## [Set exercise]
Type out all the records word for word. Any pictures are to be left out.

## [Records for this exercise]
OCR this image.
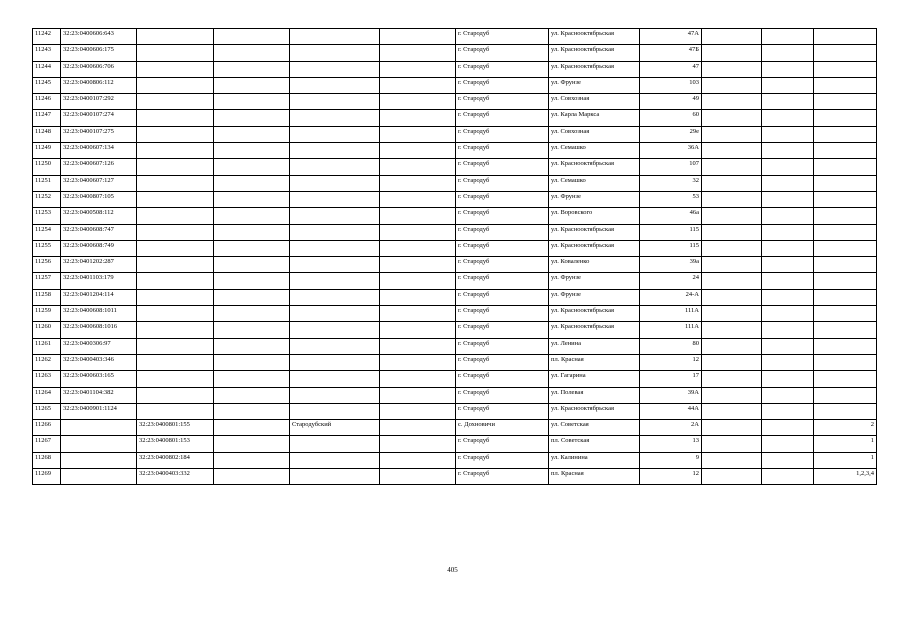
11242	32:23:0400606:643					г. Стародуб	ул. Краснооктябрьская	47А			
11243	32:23:0400606:175					г. Стародуб	ул. Краснооктябрьская	47Б			
11244	32:23:0400606:706					г. Стародуб	ул. Краснооктябрьская	47			
11245	32:23:0400806:112					г. Стародуб	ул. Фрунзе	103			
11246	32:23:0400107:292					г. Стародуб	ул. Совхозная	49			
11247	32:23:0400107:274					г. Стародуб	ул. Карла Маркса	60			
11248	32:23:0400107:275					г. Стародуб	ул. Совхозная	29е			
11249	32:23:0400607:134					г. Стародуб	ул. Семашко	36А			
11250	32:23:0400607:126					г. Стародуб	ул. Краснооктябрьская	107			
11251	32:23:0400607:127					г. Стародуб	ул. Семашко	32			
11252	32:23:0400807:105					г. Стародуб	ул. Фрунзе	53			
11253	32:23:0400508:112					г. Стародуб	ул. Воровского	46а			
11254	32:23:0400608:747					г. Стародуб	ул. Краснооктябрьская	115			
11255	32:23:0400608:749					г. Стародуб	ул. Краснооктябрьская	115			
11256	32:23:0401202:287					г. Стародуб	ул. Коваленко	39а			
11257	32:23:0401103:179					г. Стародуб	ул. Фрунзе	24			
11258	32:23:0401204:114					г. Стародуб	ул. Фрунзе	24-А			
11259	32:23:0400608:1011					г. Стародуб	ул. Краснооктябрьская	111А			
11260	32:23:0400608:1016					г. Стародуб	ул. Краснооктябрьская	111А			
11261	32:23:0400306:97					г. Стародуб	ул. Ленина	80			
11262	32:23:0400403:346					г. Стародуб	пл. Красная	12			
11263	32:23:0400603:165					г. Стародуб	ул. Гагарина	17			
11264	32:23:0401104:382					г. Стародуб	ул. Полевая	39А			
11265	32:23:0400901:1124					г. Стародуб	ул. Краснооктябрьская	44А			
11266		32:23:0400801:155		Стародубский		с. Дохновичи	ул. Советская	2А			2
11267		32:23:0400801:153				г. Стародуб	пл. Советская	13			1
11268		32:23:0400802:184				г. Стародуб	ул. Калинина	9			1
11269		32:23:0400403:332				г. Стародуб	пл. Красная	12			1,2,3,4
405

## [Completed exercise]
OCR this image.
11242	32:23:0400606:643					г. Стародуб	ул. Краснооктябрьская	47А			
11243	32:23:0400606:175					г. Стародуб	ул. Краснооктябрьская	47Б			
11244	32:23:0400606:706					г. Стародуб	ул. Краснооктябрьская	47			
11245	32:23:0400806:112					г. Стародуб	ул. Фрунзе	103			
11246	32:23:0400107:292					г. Стародуб	ул. Совхозная	49			
11247	32:23:0400107:274					г. Стародуб	ул. Карла Маркса	60			
11248	32:23:0400107:275					г. Стародуб	ул. Совхозная	29е			
11249	32:23:0400607:134					г. Стародуб	ул. Семашко	36А			
11250	32:23:0400607:126					г. Стародуб	ул. Краснооктябрьская	107			
11251	32:23:0400607:127					г. Стародуб	ул. Семашко	32			
11252	32:23:0400807:105					г. Стародуб	ул. Фрунзе	53			
11253	32:23:0400508:112					г. Стародуб	ул. Воровского	46а			
11254	32:23:0400608:747					г. Стародуб	ул. Краснооктябрьская	115			
11255	32:23:0400608:749					г. Стародуб	ул. Краснооктябрьская	115			
11256	32:23:0401202:287					г. Стародуб	ул. Коваленко	39а			
11257	32:23:0401103:179					г. Стародуб	ул. Фрунзе	24			
11258	32:23:0401204:114					г. Стародуб	ул. Фрунзе	24-А			
11259	32:23:0400608:1011					г. Стародуб	ул. Краснооктябрьская	111А			
11260	32:23:0400608:1016					г. Стародуб	ул. Краснооктябрьская	111А			
11261	32:23:0400306:97					г. Стародуб	ул. Ленина	80			
11262	32:23:0400403:346					г. Стародуб	пл. Красная	12			
11263	32:23:0400603:165					г. Стародуб	ул. Гагарина	17			
11264	32:23:0401104:382					г. Стародуб	ул. Полевая	39А			
11265	32:23:0400901:1124					г. Стародуб	ул. Краснооктябрьская	44А			
11266		32:23:0400801:155		Стародубский		с. Дохновичи	ул. Советская	2А			2
11267		32:23:0400801:153				г. Стародуб	пл. Советская	13			1
11268		32:23:0400802:184				г. Стародуб	ул. Калинина	9			1
11269		32:23:0400403:332				г. Стародуб	пл. Красная	12			1,2,3,4
405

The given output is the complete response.